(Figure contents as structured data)

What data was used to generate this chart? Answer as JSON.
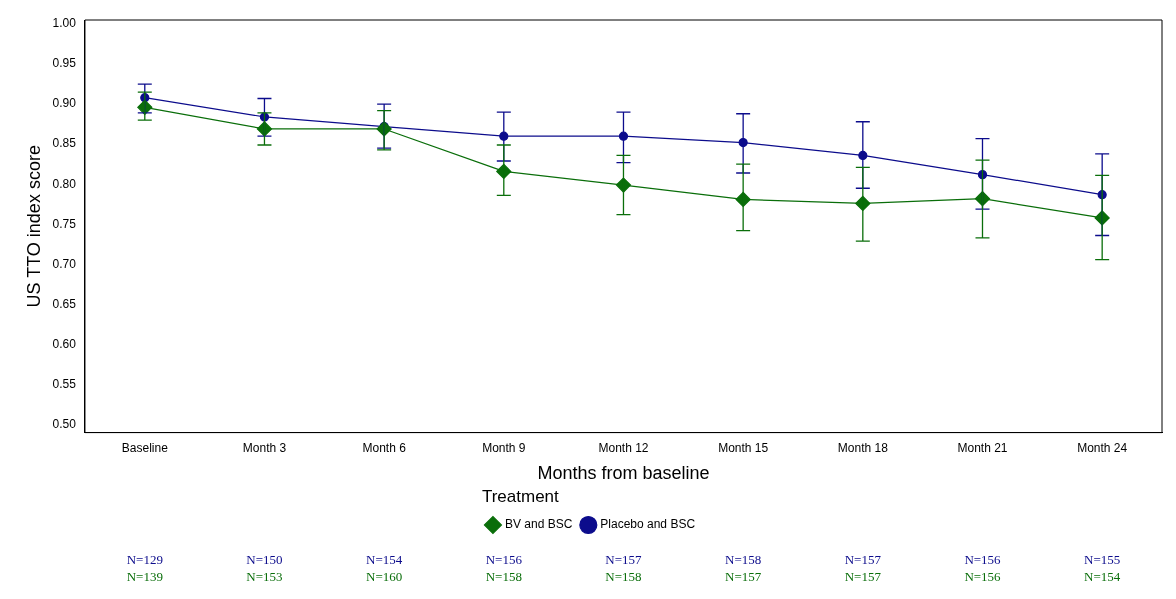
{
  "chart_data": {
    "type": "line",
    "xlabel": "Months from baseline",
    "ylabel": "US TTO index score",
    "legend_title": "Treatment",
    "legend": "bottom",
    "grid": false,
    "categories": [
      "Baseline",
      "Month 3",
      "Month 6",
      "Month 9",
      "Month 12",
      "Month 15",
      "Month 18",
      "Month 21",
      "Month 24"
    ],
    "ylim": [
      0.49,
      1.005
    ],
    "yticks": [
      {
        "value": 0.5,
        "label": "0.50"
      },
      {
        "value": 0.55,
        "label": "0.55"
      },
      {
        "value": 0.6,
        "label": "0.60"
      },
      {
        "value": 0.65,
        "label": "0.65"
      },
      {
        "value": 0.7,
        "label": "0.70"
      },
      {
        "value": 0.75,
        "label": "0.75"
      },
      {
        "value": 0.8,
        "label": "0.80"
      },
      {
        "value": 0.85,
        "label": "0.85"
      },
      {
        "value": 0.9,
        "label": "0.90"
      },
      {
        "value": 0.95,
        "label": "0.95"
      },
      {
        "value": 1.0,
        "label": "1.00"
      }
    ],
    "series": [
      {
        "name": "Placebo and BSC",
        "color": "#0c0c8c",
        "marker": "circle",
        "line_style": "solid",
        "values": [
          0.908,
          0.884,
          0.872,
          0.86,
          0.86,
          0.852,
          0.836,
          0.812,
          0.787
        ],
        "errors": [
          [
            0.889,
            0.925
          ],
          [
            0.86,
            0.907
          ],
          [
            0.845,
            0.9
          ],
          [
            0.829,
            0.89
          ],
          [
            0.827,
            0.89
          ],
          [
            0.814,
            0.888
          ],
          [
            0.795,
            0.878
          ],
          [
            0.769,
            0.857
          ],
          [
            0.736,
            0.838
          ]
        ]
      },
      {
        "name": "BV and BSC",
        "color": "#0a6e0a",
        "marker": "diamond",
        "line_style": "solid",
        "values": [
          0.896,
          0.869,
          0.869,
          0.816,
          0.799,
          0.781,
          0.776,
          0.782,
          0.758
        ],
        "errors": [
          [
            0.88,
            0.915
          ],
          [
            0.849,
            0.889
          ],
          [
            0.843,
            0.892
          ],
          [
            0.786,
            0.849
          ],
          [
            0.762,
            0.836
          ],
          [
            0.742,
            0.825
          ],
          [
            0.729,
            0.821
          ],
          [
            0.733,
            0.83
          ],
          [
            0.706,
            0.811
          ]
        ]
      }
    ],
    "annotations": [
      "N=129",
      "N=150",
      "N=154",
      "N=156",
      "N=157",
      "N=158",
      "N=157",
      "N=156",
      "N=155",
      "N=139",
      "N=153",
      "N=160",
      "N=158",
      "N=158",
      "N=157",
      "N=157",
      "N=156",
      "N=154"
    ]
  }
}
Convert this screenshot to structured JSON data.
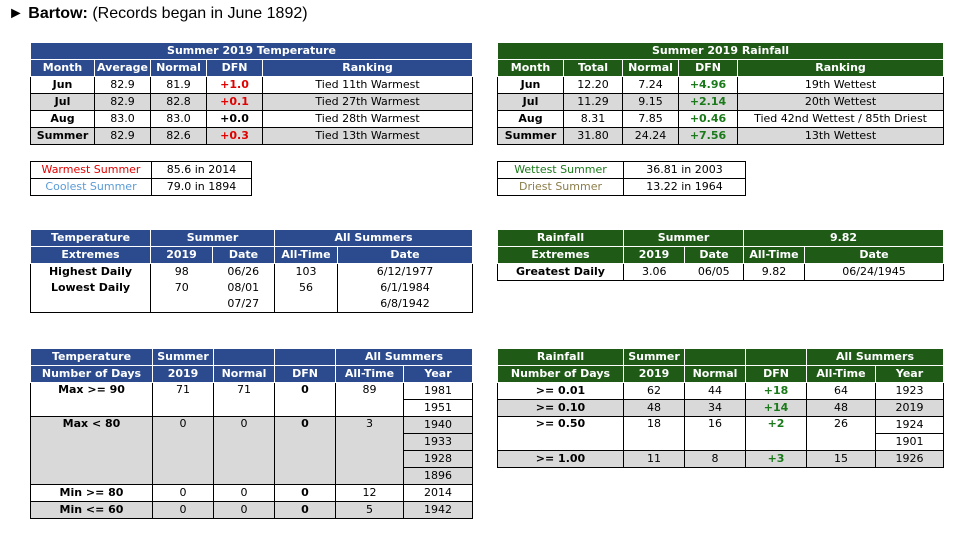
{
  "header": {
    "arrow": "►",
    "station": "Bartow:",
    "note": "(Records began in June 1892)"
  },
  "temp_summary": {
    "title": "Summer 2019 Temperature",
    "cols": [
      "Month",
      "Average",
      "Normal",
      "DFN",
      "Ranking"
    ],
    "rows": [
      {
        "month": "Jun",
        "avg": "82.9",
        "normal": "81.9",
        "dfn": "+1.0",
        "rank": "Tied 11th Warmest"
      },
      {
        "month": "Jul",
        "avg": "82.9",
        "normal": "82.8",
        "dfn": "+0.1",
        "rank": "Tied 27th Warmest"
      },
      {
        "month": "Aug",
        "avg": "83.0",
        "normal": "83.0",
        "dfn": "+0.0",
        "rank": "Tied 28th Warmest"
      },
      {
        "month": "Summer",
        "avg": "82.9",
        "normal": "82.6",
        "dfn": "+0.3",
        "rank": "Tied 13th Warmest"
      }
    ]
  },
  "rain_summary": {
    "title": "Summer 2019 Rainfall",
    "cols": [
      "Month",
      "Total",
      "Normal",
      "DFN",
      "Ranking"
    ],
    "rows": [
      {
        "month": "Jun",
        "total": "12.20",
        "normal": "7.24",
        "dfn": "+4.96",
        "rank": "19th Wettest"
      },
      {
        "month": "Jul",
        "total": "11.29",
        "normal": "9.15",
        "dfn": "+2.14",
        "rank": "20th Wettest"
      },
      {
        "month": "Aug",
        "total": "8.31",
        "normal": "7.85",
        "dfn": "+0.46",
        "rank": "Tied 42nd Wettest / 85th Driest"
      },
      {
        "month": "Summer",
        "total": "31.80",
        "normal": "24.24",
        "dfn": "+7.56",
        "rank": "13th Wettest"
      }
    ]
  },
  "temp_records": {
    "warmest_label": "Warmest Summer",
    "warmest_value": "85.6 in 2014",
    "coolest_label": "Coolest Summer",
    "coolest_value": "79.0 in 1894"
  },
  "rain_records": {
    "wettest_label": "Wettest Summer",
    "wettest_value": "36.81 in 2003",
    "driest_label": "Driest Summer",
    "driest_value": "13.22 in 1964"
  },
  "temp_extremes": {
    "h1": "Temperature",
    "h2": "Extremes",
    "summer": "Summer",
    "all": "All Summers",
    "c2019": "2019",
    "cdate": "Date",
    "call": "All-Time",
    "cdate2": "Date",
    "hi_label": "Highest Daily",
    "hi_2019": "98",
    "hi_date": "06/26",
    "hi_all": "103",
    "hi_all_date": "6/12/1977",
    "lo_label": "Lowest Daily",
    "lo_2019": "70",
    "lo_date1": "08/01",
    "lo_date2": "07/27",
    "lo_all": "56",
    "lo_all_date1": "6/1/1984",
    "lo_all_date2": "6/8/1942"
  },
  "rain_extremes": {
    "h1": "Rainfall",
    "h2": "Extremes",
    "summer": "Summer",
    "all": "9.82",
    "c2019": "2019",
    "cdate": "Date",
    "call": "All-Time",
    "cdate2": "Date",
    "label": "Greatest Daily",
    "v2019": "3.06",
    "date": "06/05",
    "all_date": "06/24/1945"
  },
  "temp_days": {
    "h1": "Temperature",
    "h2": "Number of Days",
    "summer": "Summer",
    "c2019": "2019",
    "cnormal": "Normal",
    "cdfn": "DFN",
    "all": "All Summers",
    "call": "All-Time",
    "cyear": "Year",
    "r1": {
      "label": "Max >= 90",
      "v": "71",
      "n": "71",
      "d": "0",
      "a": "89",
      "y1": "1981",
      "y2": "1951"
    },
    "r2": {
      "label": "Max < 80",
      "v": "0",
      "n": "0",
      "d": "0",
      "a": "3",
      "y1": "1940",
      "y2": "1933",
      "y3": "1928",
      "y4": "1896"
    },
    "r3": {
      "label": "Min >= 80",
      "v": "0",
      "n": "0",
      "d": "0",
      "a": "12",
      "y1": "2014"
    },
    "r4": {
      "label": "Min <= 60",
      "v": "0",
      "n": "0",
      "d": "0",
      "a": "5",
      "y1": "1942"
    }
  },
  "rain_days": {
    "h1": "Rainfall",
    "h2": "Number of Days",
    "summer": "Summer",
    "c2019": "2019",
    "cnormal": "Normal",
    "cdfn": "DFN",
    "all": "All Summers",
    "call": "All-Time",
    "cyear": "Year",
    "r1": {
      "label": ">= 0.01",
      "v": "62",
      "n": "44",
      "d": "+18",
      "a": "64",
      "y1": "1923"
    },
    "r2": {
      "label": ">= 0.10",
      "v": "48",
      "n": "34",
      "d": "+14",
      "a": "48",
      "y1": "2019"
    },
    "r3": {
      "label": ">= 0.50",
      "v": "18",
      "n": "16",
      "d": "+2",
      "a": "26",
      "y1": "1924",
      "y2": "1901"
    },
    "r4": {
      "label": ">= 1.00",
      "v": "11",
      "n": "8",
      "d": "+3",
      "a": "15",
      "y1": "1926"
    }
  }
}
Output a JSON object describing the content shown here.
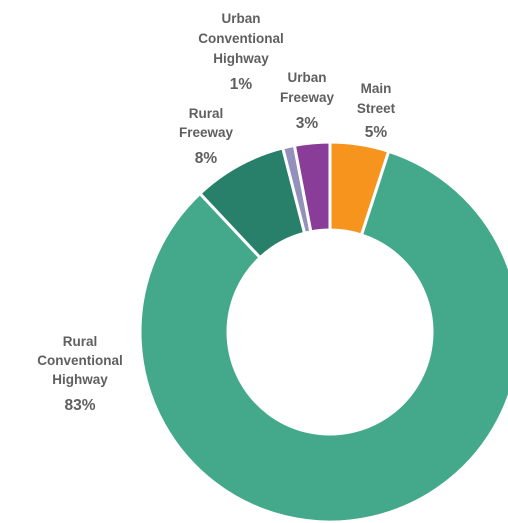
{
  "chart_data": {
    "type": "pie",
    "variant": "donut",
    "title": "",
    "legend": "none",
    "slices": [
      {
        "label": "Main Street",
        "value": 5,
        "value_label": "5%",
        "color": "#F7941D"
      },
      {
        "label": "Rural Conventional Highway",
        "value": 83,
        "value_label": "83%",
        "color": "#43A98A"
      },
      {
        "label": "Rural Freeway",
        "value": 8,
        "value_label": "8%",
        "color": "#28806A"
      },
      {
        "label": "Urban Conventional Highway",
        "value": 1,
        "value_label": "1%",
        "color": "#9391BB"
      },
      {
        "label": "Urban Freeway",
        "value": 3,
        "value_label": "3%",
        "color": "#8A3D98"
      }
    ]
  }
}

## Directive
Pull out each line of the listing that holds the string "Conventional".

## Correct result
        "label": "Rural Conventional Highway",
        "label": "Urban Conventional Highway",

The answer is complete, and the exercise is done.